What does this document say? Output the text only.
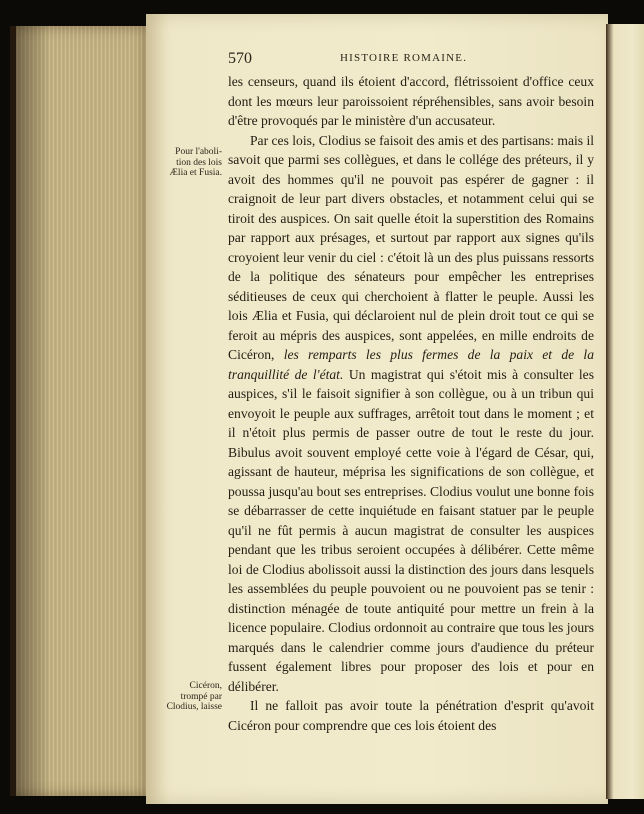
570	HISTOIRE ROMAINE.
Pour l'aboli-
tion des lois
Ælia et Fusia.
Cicéron,
trompé par
Clodius, laisse

les censeurs, quand ils étoient d'accord, flétrissoient d'office ceux dont les mœurs leur paroissoient répréhensibles, sans avoir besoin d'être provoqués par le ministère d'un accusateur.

Par ces lois, Clodius se faisoit des amis et des partisans: mais il savoit que parmi ses collègues, et dans le collége des préteurs, il y avoit des hommes qu'il ne pouvoit pas espérer de gagner : il craignoit de leur part divers obstacles, et notamment celui qui se tiroit des auspices. On sait quelle étoit la superstition des Romains par rapport aux présages, et surtout par rapport aux signes qu'ils croyoient leur venir du ciel : c'étoit là un des plus puissans ressorts de la politique des sénateurs pour empêcher les entreprises séditieuses de ceux qui cherchoient à flatter le peuple. Aussi les lois Ælia et Fusia, qui déclaroient nul de plein droit tout ce qui se feroit au mépris des auspices, sont appelées, en mille endroits de Cicéron, les remparts les plus fermes de la paix et de la tranquillité de l'état. Un magistrat qui s'étoit mis à consulter les auspices, s'il le faisoit signifier à son collègue, ou à un tribun qui envoyoit le peuple aux suffrages, arrêtoit tout dans le moment ; et il n'étoit plus permis de passer outre de tout le reste du jour. Bibulus avoit souvent employé cette voie à l'égard de César, qui, agissant de hauteur, méprisa les significations de son collègue, et poussa jusqu'au bout ses entreprises. Clodius voulut une bonne fois se débarrasser de cette inquiétude en faisant statuer par le peuple qu'il ne fût permis à aucun magistrat de consulter les auspices pendant que les tribus seroient occupées à délibérer. Cette même loi de Clodius abolissoit aussi la distinction des jours dans lesquels les assemblées du peuple pouvoient ou ne pouvoient pas se tenir : distinction ménagée de toute antiquité pour mettre un frein à la licence populaire. Clodius ordonnoit au contraire que tous les jours marqués dans le calendrier comme jours d'audience du préteur fussent également libres pour proposer des lois et pour en délibérer.

Il ne falloit pas avoir toute la pénétration d'esprit qu'avoit Cicéron pour comprendre que ces lois étoient des
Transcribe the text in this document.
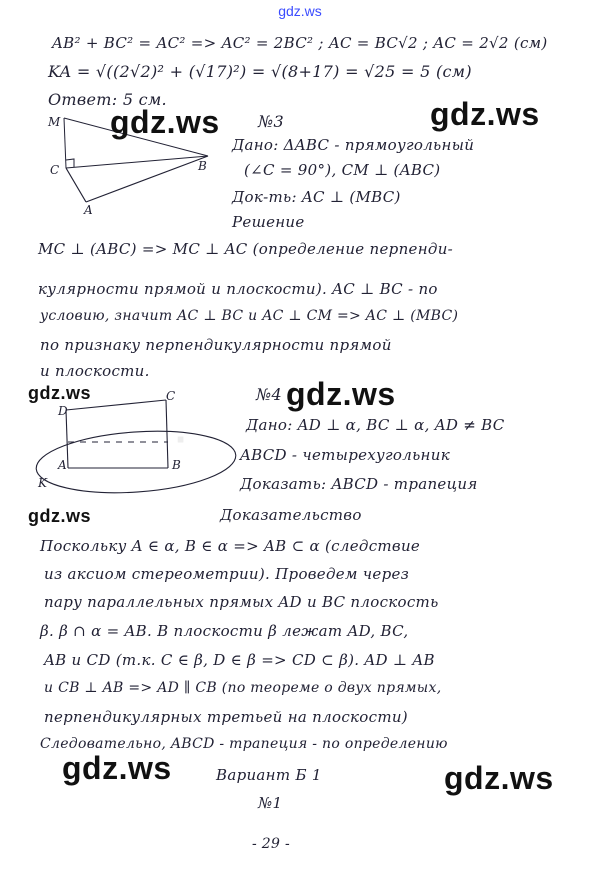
gdz.ws
·
AB² + BC² = AC² => AC² = 2BC² ; AC = BC√2 ; AC = 2√2 (см)
KA = √((2√2)² + (√17)²) = √(8+17) = √25 = 5 (см)
Ответ: 5 см.
M
C	B
A
gdz.ws	gdz.ws
№3
Дано: ΔABC - прямоугольный
(∠C = 90°), CM ⊥ (ABC)
Док-ть: AC ⊥ (MBC)
Решение
MC ⊥ (ABC) => MC ⊥ AC (определение перпенди-
кулярности прямой и плоскости). AC ⊥ BC - по
условию, значит AC ⊥ BC и AC ⊥ CM => AC ⊥ (MBC)
по признаку перпендикулярности прямой
и плоскости.
gdz.ws	gdz.ws
D
C
A	B
K
№4
Дано: AD ⊥ α, BC ⊥ α, AD ≠ BC
ABCD - четырехугольник
Доказать: ABCD - трапеция
Доказательство
gdz.ws
Поскольку A ∈ α, B ∈ α => AB ⊂ α (следствие
из аксиом стереометрии). Проведем через
пару параллельных прямых AD и BC плоскость
β. β ∩ α = AB. В плоскости β лежат AD, BC,
AB и CD (т.к. C ∈ β, D ∈ β => CD ⊂ β). AD ⊥ AB
и CB ⊥ AB => AD ∥ CB (по теореме о двух прямых,
перпендикулярных третьей на плоскости)
Следовательно, ABCD - трапеция - по определению
Вариант Б 1
№1
- 29 -
gdz.ws	gdz.ws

# # # #

### PROBLEM TO WORK ON
Reproduce the whole listing above word for word, but not its pictures.

### ANSWER TO THE PROBLEM
What does this document say? Output the text only.
570	HISTOIRE ROMAINE.
Pour l'aboli-
tion des lois
Ælia et Fusia.
Cicéron,
trompé par
Clodius, laisse

les censeurs, quand ils étoient d'accord, flétrissoient d'office ceux dont les mœurs leur paroissoient répréhensibles, sans avoir besoin d'être provoqués par le ministère d'un accusateur.

Par ces lois, Clodius se faisoit des amis et des partisans: mais il savoit que parmi ses collègues, et dans le collége des préteurs, il y avoit des hommes qu'il ne pouvoit pas espérer de gagner : il craignoit de leur part divers obstacles, et notamment celui qui se tiroit des auspices. On sait quelle étoit la superstition des Romains par rapport aux présages, et surtout par rapport aux signes qu'ils croyoient leur venir du ciel : c'étoit là un des plus puissans ressorts de la politique des sénateurs pour empêcher les entreprises séditieuses de ceux qui cherchoient à flatter le peuple. Aussi les lois Ælia et Fusia, qui déclaroient nul de plein droit tout ce qui se feroit au mépris des auspices, sont appelées, en mille endroits de Cicéron, les remparts les plus fermes de la paix et de la tranquillité de l'état. Un magistrat qui s'étoit mis à consulter les auspices, s'il le faisoit signifier à son collègue, ou à un tribun qui envoyoit le peuple aux suffrages, arrêtoit tout dans le moment ; et il n'étoit plus permis de passer outre de tout le reste du jour. Bibulus avoit souvent employé cette voie à l'égard de César, qui, agissant de hauteur, méprisa les significations de son collègue, et poussa jusqu'au bout ses entreprises. Clodius voulut une bonne fois se débarrasser de cette inquiétude en faisant statuer par le peuple qu'il ne fût permis à aucun magistrat de consulter les auspices pendant que les tribus seroient occupées à délibérer. Cette même loi de Clodius abolissoit aussi la distinction des jours dans lesquels les assemblées du peuple pouvoient ou ne pouvoient pas se tenir : distinction ménagée de toute antiquité pour mettre un frein à la licence populaire. Clodius ordonnoit au contraire que tous les jours marqués dans le calendrier comme jours d'audience du préteur fussent également libres pour proposer des lois et pour en délibérer.

Il ne falloit pas avoir toute la pénétration d'esprit qu'avoit Cicéron pour comprendre que ces lois étoient des
Transcribe the text in this document.
gdz.ws
·
AB² + BC² = AC² => AC² = 2BC² ; AC = BC√2 ; AC = 2√2 (см)
KA = √((2√2)² + (√17)²) = √(8+17) = √25 = 5 (см)
Ответ: 5 см.
M
C	B
A
gdz.ws	gdz.ws
№3
Дано: ΔABC - прямоугольный
(∠C = 90°), CM ⊥ (ABC)
Док-ть: AC ⊥ (MBC)
Решение
MC ⊥ (ABC) => MC ⊥ AC (определение перпенди-
кулярности прямой и плоскости). AC ⊥ BC - по
условию, значит AC ⊥ BC и AC ⊥ CM => AC ⊥ (MBC)
по признаку перпендикулярности прямой
и плоскости.
gdz.ws	gdz.ws
D
C
A	B
K
№4
Дано: AD ⊥ α, BC ⊥ α, AD ≠ BC
ABCD - четырехугольник
Доказать: ABCD - трапеция
Доказательство
gdz.ws
Поскольку A ∈ α, B ∈ α => AB ⊂ α (следствие
из аксиом стереометрии). Проведем через
пару параллельных прямых AD и BC плоскость
β. β ∩ α = AB. В плоскости β лежат AD, BC,
AB и CD (т.к. C ∈ β, D ∈ β => CD ⊂ β). AD ⊥ AB
и CB ⊥ AB => AD ∥ CB (по теореме о двух прямых,
перпендикулярных третьей на плоскости)
Следовательно, ABCD - трапеция - по определению
Вариант Б 1
№1
- 29 -
gdz.ws	gdz.ws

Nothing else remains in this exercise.